EXERCISE AIM:
Extract each line of the data and write it out again exactly.

Stored data:
* * * * *
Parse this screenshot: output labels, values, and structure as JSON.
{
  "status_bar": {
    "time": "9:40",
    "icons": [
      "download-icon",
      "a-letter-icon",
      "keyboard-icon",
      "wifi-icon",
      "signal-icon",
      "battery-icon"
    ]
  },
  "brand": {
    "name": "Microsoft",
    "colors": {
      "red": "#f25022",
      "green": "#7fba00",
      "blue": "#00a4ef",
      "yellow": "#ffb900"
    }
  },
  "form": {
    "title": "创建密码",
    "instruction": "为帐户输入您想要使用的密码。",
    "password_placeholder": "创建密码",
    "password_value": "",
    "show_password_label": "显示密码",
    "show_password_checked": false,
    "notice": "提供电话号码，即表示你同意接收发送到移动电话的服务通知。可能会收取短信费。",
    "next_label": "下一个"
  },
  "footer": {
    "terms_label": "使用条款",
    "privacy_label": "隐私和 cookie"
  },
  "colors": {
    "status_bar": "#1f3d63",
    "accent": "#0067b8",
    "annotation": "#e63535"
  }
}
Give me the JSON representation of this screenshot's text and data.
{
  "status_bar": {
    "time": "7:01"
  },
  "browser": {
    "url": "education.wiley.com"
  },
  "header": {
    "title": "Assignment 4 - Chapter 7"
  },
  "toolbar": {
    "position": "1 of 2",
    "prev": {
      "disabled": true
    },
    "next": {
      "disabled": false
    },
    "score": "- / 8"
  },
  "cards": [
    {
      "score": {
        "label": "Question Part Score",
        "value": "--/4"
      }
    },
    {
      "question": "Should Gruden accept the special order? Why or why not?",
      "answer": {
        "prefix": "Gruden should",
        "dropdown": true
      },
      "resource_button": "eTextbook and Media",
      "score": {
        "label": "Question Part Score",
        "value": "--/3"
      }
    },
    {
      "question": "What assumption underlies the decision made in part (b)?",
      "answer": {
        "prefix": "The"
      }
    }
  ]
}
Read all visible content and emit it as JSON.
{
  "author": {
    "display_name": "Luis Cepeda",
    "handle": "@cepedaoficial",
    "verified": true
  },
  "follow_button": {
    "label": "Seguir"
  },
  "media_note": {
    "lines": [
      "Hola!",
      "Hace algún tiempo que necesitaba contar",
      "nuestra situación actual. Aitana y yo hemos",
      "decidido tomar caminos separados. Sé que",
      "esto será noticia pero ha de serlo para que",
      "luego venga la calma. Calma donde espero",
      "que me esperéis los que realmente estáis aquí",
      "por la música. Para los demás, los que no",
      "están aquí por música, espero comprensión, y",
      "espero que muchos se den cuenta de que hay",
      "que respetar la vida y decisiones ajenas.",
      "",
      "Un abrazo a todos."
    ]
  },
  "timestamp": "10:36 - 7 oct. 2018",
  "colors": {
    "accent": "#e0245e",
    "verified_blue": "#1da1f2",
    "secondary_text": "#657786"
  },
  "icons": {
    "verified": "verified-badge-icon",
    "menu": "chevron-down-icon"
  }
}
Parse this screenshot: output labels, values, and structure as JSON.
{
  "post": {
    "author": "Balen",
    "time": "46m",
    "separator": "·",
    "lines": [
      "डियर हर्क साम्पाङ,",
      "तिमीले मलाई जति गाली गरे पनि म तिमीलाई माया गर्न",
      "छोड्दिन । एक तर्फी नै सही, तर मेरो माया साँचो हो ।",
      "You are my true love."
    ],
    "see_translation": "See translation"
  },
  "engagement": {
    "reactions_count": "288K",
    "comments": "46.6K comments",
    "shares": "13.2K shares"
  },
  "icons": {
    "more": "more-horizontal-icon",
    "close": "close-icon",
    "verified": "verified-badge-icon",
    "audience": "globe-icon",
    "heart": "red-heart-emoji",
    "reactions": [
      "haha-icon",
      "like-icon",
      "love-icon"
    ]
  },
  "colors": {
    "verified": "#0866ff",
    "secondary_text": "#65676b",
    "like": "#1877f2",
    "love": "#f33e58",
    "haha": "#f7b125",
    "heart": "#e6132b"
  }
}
* * * * *
RESPONSE TO THIS EXERCISE:
Parse this screenshot: output labels, values, and structure as JSON.
{
  "status_bar": {
    "time": "9:40",
    "icons": [
      "download-icon",
      "a-letter-icon",
      "keyboard-icon",
      "wifi-icon",
      "signal-icon",
      "battery-icon"
    ]
  },
  "brand": {
    "name": "Microsoft",
    "colors": {
      "red": "#f25022",
      "green": "#7fba00",
      "blue": "#00a4ef",
      "yellow": "#ffb900"
    }
  },
  "form": {
    "title": "创建密码",
    "instruction": "为帐户输入您想要使用的密码。",
    "password_placeholder": "创建密码",
    "password_value": "",
    "show_password_label": "显示密码",
    "show_password_checked": false,
    "notice": "提供电话号码，即表示你同意接收发送到移动电话的服务通知。可能会收取短信费。",
    "next_label": "下一个"
  },
  "footer": {
    "terms_label": "使用条款",
    "privacy_label": "隐私和 cookie"
  },
  "colors": {
    "status_bar": "#1f3d63",
    "accent": "#0067b8",
    "annotation": "#e63535"
  }
}
Give me the JSON representation of this screenshot's text and data.
{
  "status_bar": {
    "time": "7:01"
  },
  "browser": {
    "url": "education.wiley.com"
  },
  "header": {
    "title": "Assignment 4 - Chapter 7"
  },
  "toolbar": {
    "position": "1 of 2",
    "prev": {
      "disabled": true
    },
    "next": {
      "disabled": false
    },
    "score": "- / 8"
  },
  "cards": [
    {
      "score": {
        "label": "Question Part Score",
        "value": "--/4"
      }
    },
    {
      "question": "Should Gruden accept the special order? Why or why not?",
      "answer": {
        "prefix": "Gruden should",
        "dropdown": true
      },
      "resource_button": "eTextbook and Media",
      "score": {
        "label": "Question Part Score",
        "value": "--/3"
      }
    },
    {
      "question": "What assumption underlies the decision made in part (b)?",
      "answer": {
        "prefix": "The"
      }
    }
  ]
}
Read all visible content and emit it as JSON.
{
  "author": {
    "display_name": "Luis Cepeda",
    "handle": "@cepedaoficial",
    "verified": true
  },
  "follow_button": {
    "label": "Seguir"
  },
  "media_note": {
    "lines": [
      "Hola!",
      "Hace algún tiempo que necesitaba contar",
      "nuestra situación actual. Aitana y yo hemos",
      "decidido tomar caminos separados. Sé que",
      "esto será noticia pero ha de serlo para que",
      "luego venga la calma. Calma donde espero",
      "que me esperéis los que realmente estáis aquí",
      "por la música. Para los demás, los que no",
      "están aquí por música, espero comprensión, y",
      "espero que muchos se den cuenta de que hay",
      "que respetar la vida y decisiones ajenas.",
      "",
      "Un abrazo a todos."
    ]
  },
  "timestamp": "10:36 - 7 oct. 2018",
  "colors": {
    "accent": "#e0245e",
    "verified_blue": "#1da1f2",
    "secondary_text": "#657786"
  },
  "icons": {
    "verified": "verified-badge-icon",
    "menu": "chevron-down-icon"
  }
}
Parse this screenshot: output labels, values, and structure as JSON.
{
  "post": {
    "author": "Balen",
    "time": "46m",
    "separator": "·",
    "lines": [
      "डियर हर्क साम्पाङ,",
      "तिमीले मलाई जति गाली गरे पनि म तिमीलाई माया गर्न",
      "छोड्दिन । एक तर्फी नै सही, तर मेरो माया साँचो हो ।",
      "You are my true love."
    ],
    "see_translation": "See translation"
  },
  "engagement": {
    "reactions_count": "288K",
    "comments": "46.6K comments",
    "shares": "13.2K shares"
  },
  "icons": {
    "more": "more-horizontal-icon",
    "close": "close-icon",
    "verified": "verified-badge-icon",
    "audience": "globe-icon",
    "heart": "red-heart-emoji",
    "reactions": [
      "haha-icon",
      "like-icon",
      "love-icon"
    ]
  },
  "colors": {
    "verified": "#0866ff",
    "secondary_text": "#65676b",
    "like": "#1877f2",
    "love": "#f33e58",
    "haha": "#f7b125",
    "heart": "#e6132b"
  }
}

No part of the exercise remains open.